#### Problem
Write the lines from the one containing "bar-segment — [977, 192, 1021, 354]" through the one containing "data-label: 3,428 — [1089, 365, 1124, 381]", inclusive, as a numbered list with blank lines left out.

#### Given records

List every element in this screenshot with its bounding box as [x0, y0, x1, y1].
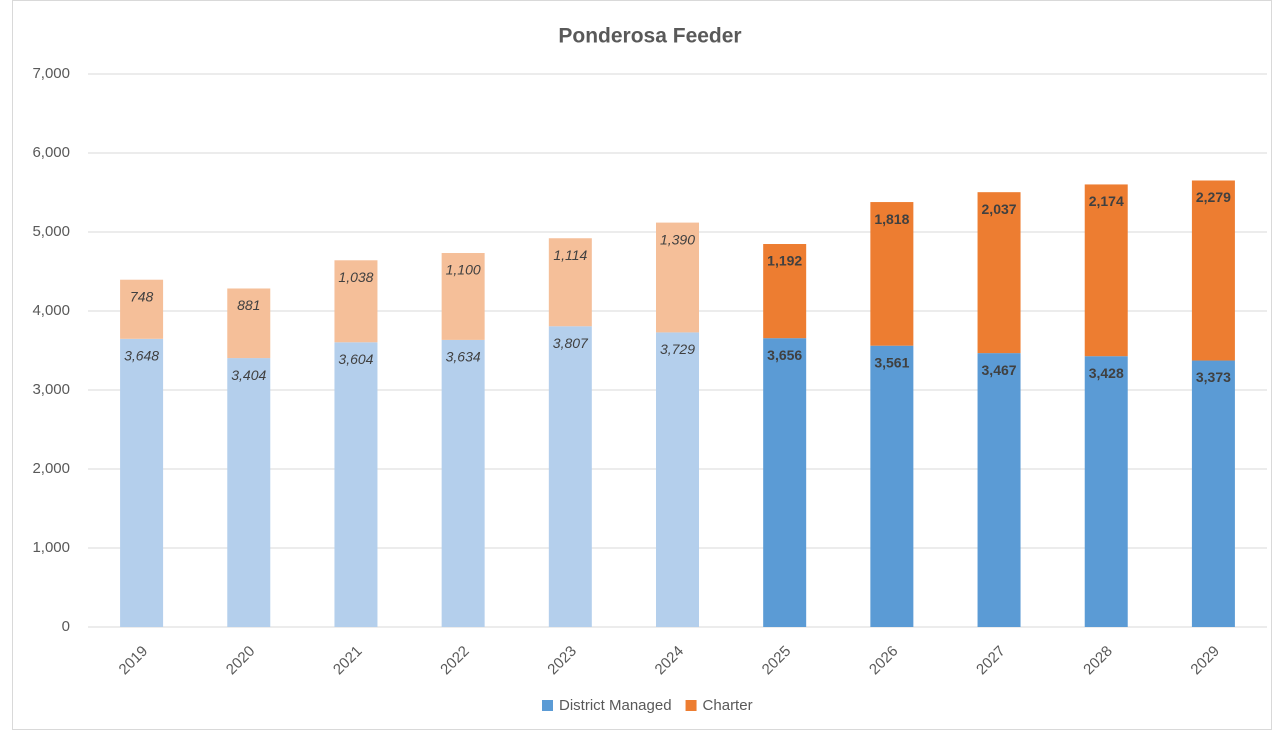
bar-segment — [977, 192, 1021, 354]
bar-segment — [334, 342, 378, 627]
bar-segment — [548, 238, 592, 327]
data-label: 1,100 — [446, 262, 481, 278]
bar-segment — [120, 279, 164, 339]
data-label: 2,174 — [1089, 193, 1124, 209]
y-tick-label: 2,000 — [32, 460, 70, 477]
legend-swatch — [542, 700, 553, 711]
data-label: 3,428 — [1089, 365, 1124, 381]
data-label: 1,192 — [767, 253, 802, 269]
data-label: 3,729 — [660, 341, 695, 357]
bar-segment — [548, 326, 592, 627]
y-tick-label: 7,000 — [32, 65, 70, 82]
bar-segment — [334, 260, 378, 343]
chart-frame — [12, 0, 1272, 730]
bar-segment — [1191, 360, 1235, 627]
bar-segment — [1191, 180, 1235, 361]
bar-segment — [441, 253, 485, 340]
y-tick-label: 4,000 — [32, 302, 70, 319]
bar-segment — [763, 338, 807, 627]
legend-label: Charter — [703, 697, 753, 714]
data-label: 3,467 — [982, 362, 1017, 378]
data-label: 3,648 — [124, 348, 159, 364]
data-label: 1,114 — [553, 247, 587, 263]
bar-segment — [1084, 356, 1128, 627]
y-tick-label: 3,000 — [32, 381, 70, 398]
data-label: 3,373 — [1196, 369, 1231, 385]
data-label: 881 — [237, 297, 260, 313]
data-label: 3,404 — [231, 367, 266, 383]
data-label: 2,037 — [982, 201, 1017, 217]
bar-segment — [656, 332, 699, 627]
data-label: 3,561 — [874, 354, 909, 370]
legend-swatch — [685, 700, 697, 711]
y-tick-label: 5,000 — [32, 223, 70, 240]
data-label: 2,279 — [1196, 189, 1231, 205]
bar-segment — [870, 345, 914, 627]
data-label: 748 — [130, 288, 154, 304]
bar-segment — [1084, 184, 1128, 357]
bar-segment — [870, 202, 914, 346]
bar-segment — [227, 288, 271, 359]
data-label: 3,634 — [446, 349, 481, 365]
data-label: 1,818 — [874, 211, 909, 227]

#### Answer to the exercise
1. bar-segment — [977, 192, 1021, 354]
2. bar-segment — [334, 342, 378, 627]
3. bar-segment — [548, 238, 592, 327]
4. data-label: 1,100 — [446, 262, 481, 278]
5. bar-segment — [120, 279, 164, 339]
6. data-label: 2,174 — [1089, 193, 1124, 209]
7. y-tick-label: 2,000 — [32, 460, 70, 477]
8. legend-swatch — [542, 700, 553, 711]
9. data-label: 3,428 — [1089, 365, 1124, 381]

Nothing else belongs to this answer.